Here are some records. Copy each one exactly.

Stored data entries
◆ ◆ ◆ ◆ ◆
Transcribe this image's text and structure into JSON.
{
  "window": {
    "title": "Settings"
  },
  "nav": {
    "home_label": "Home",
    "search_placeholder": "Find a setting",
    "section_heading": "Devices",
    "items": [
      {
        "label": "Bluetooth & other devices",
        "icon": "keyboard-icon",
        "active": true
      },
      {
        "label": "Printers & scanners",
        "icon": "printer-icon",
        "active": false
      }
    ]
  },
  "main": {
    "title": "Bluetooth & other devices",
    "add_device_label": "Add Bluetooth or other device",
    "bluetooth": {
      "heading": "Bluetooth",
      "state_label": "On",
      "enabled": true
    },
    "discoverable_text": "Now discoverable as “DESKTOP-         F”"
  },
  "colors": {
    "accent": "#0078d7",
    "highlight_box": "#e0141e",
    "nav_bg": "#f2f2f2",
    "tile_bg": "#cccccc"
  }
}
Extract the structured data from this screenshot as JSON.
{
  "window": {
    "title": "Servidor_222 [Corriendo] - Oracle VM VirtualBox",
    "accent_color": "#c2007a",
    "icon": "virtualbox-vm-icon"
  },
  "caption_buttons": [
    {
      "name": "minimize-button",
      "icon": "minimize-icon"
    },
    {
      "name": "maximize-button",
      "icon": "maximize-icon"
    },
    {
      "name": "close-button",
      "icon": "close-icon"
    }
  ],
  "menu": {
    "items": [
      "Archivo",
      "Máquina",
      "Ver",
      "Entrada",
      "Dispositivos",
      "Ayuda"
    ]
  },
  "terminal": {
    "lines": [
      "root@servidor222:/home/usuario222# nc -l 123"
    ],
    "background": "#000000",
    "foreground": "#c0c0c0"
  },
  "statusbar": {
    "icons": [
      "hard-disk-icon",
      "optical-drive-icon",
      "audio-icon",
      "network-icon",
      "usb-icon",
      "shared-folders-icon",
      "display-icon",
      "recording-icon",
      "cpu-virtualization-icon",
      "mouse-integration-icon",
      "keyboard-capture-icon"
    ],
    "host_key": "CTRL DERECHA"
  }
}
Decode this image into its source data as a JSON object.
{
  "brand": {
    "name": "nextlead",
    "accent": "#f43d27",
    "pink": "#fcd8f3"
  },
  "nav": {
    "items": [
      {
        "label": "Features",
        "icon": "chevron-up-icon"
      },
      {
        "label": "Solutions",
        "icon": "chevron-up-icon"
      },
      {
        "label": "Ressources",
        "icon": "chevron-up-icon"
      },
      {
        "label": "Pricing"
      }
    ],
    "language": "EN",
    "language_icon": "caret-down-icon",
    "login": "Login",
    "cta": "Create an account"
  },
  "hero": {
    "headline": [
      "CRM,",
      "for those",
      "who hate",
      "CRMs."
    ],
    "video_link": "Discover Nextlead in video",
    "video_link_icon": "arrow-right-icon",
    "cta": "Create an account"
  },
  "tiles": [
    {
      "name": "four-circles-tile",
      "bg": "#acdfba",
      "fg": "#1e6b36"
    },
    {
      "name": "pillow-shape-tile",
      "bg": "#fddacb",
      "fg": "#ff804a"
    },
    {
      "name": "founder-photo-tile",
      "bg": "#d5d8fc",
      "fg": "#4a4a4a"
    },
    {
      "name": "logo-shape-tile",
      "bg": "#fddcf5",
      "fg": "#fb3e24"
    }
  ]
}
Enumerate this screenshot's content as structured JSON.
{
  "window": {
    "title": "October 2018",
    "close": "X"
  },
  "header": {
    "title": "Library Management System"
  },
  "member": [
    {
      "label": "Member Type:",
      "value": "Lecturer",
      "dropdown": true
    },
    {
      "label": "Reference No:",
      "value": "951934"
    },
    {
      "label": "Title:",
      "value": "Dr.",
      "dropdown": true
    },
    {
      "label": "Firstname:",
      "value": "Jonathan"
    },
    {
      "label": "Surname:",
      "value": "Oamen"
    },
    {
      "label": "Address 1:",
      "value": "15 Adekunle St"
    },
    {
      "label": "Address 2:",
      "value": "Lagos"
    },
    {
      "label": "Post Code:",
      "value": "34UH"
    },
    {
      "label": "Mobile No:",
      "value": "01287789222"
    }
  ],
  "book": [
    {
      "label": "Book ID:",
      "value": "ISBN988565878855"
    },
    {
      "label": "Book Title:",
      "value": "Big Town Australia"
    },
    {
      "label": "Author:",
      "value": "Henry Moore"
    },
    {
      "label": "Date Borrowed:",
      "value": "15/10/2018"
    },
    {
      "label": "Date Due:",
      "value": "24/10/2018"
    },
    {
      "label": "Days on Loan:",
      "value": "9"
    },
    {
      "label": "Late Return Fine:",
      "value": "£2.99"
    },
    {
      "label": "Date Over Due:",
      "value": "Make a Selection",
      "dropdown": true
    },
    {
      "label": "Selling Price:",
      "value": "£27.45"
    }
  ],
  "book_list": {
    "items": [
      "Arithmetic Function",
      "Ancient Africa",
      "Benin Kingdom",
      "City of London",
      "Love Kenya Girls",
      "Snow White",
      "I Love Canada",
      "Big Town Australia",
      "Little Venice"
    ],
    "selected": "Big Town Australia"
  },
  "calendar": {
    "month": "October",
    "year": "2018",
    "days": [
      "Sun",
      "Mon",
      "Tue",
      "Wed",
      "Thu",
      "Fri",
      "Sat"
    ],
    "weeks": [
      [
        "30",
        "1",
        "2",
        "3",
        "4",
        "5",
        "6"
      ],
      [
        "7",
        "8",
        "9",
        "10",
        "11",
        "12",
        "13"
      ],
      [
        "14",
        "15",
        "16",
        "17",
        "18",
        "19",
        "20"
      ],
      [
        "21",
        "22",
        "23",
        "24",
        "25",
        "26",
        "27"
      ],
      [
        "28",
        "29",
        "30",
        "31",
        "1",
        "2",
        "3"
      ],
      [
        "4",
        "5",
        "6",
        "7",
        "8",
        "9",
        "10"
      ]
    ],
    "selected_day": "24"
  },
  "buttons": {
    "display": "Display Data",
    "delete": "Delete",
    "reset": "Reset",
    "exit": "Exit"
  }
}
◆ ◆ ◆ ◆ ◆
RESULT OF THE EXERCISE:
Transcribe this image's text and structure into JSON.
{
  "window": {
    "title": "Settings"
  },
  "nav": {
    "home_label": "Home",
    "search_placeholder": "Find a setting",
    "section_heading": "Devices",
    "items": [
      {
        "label": "Bluetooth & other devices",
        "icon": "keyboard-icon",
        "active": true
      },
      {
        "label": "Printers & scanners",
        "icon": "printer-icon",
        "active": false
      }
    ]
  },
  "main": {
    "title": "Bluetooth & other devices",
    "add_device_label": "Add Bluetooth or other device",
    "bluetooth": {
      "heading": "Bluetooth",
      "state_label": "On",
      "enabled": true
    },
    "discoverable_text": "Now discoverable as “DESKTOP-         F”"
  },
  "colors": {
    "accent": "#0078d7",
    "highlight_box": "#e0141e",
    "nav_bg": "#f2f2f2",
    "tile_bg": "#cccccc"
  }
}
Extract the structured data from this screenshot as JSON.
{
  "window": {
    "title": "Servidor_222 [Corriendo] - Oracle VM VirtualBox",
    "accent_color": "#c2007a",
    "icon": "virtualbox-vm-icon"
  },
  "caption_buttons": [
    {
      "name": "minimize-button",
      "icon": "minimize-icon"
    },
    {
      "name": "maximize-button",
      "icon": "maximize-icon"
    },
    {
      "name": "close-button",
      "icon": "close-icon"
    }
  ],
  "menu": {
    "items": [
      "Archivo",
      "Máquina",
      "Ver",
      "Entrada",
      "Dispositivos",
      "Ayuda"
    ]
  },
  "terminal": {
    "lines": [
      "root@servidor222:/home/usuario222# nc -l 123"
    ],
    "background": "#000000",
    "foreground": "#c0c0c0"
  },
  "statusbar": {
    "icons": [
      "hard-disk-icon",
      "optical-drive-icon",
      "audio-icon",
      "network-icon",
      "usb-icon",
      "shared-folders-icon",
      "display-icon",
      "recording-icon",
      "cpu-virtualization-icon",
      "mouse-integration-icon",
      "keyboard-capture-icon"
    ],
    "host_key": "CTRL DERECHA"
  }
}
Decode this image into its source data as a JSON object.
{
  "brand": {
    "name": "nextlead",
    "accent": "#f43d27",
    "pink": "#fcd8f3"
  },
  "nav": {
    "items": [
      {
        "label": "Features",
        "icon": "chevron-up-icon"
      },
      {
        "label": "Solutions",
        "icon": "chevron-up-icon"
      },
      {
        "label": "Ressources",
        "icon": "chevron-up-icon"
      },
      {
        "label": "Pricing"
      }
    ],
    "language": "EN",
    "language_icon": "caret-down-icon",
    "login": "Login",
    "cta": "Create an account"
  },
  "hero": {
    "headline": [
      "CRM,",
      "for those",
      "who hate",
      "CRMs."
    ],
    "video_link": "Discover Nextlead in video",
    "video_link_icon": "arrow-right-icon",
    "cta": "Create an account"
  },
  "tiles": [
    {
      "name": "four-circles-tile",
      "bg": "#acdfba",
      "fg": "#1e6b36"
    },
    {
      "name": "pillow-shape-tile",
      "bg": "#fddacb",
      "fg": "#ff804a"
    },
    {
      "name": "founder-photo-tile",
      "bg": "#d5d8fc",
      "fg": "#4a4a4a"
    },
    {
      "name": "logo-shape-tile",
      "bg": "#fddcf5",
      "fg": "#fb3e24"
    }
  ]
}
Enumerate this screenshot's content as structured JSON.
{
  "window": {
    "title": "October 2018",
    "close": "X"
  },
  "header": {
    "title": "Library Management System"
  },
  "member": [
    {
      "label": "Member Type:",
      "value": "Lecturer",
      "dropdown": true
    },
    {
      "label": "Reference No:",
      "value": "951934"
    },
    {
      "label": "Title:",
      "value": "Dr.",
      "dropdown": true
    },
    {
      "label": "Firstname:",
      "value": "Jonathan"
    },
    {
      "label": "Surname:",
      "value": "Oamen"
    },
    {
      "label": "Address 1:",
      "value": "15 Adekunle St"
    },
    {
      "label": "Address 2:",
      "value": "Lagos"
    },
    {
      "label": "Post Code:",
      "value": "34UH"
    },
    {
      "label": "Mobile No:",
      "value": "01287789222"
    }
  ],
  "book": [
    {
      "label": "Book ID:",
      "value": "ISBN988565878855"
    },
    {
      "label": "Book Title:",
      "value": "Big Town Australia"
    },
    {
      "label": "Author:",
      "value": "Henry Moore"
    },
    {
      "label": "Date Borrowed:",
      "value": "15/10/2018"
    },
    {
      "label": "Date Due:",
      "value": "24/10/2018"
    },
    {
      "label": "Days on Loan:",
      "value": "9"
    },
    {
      "label": "Late Return Fine:",
      "value": "£2.99"
    },
    {
      "label": "Date Over Due:",
      "value": "Make a Selection",
      "dropdown": true
    },
    {
      "label": "Selling Price:",
      "value": "£27.45"
    }
  ],
  "book_list": {
    "items": [
      "Arithmetic Function",
      "Ancient Africa",
      "Benin Kingdom",
      "City of London",
      "Love Kenya Girls",
      "Snow White",
      "I Love Canada",
      "Big Town Australia",
      "Little Venice"
    ],
    "selected": "Big Town Australia"
  },
  "calendar": {
    "month": "October",
    "year": "2018",
    "days": [
      "Sun",
      "Mon",
      "Tue",
      "Wed",
      "Thu",
      "Fri",
      "Sat"
    ],
    "weeks": [
      [
        "30",
        "1",
        "2",
        "3",
        "4",
        "5",
        "6"
      ],
      [
        "7",
        "8",
        "9",
        "10",
        "11",
        "12",
        "13"
      ],
      [
        "14",
        "15",
        "16",
        "17",
        "18",
        "19",
        "20"
      ],
      [
        "21",
        "22",
        "23",
        "24",
        "25",
        "26",
        "27"
      ],
      [
        "28",
        "29",
        "30",
        "31",
        "1",
        "2",
        "3"
      ],
      [
        "4",
        "5",
        "6",
        "7",
        "8",
        "9",
        "10"
      ]
    ],
    "selected_day": "24"
  },
  "buttons": {
    "display": "Display Data",
    "delete": "Delete",
    "reset": "Reset",
    "exit": "Exit"
  }
}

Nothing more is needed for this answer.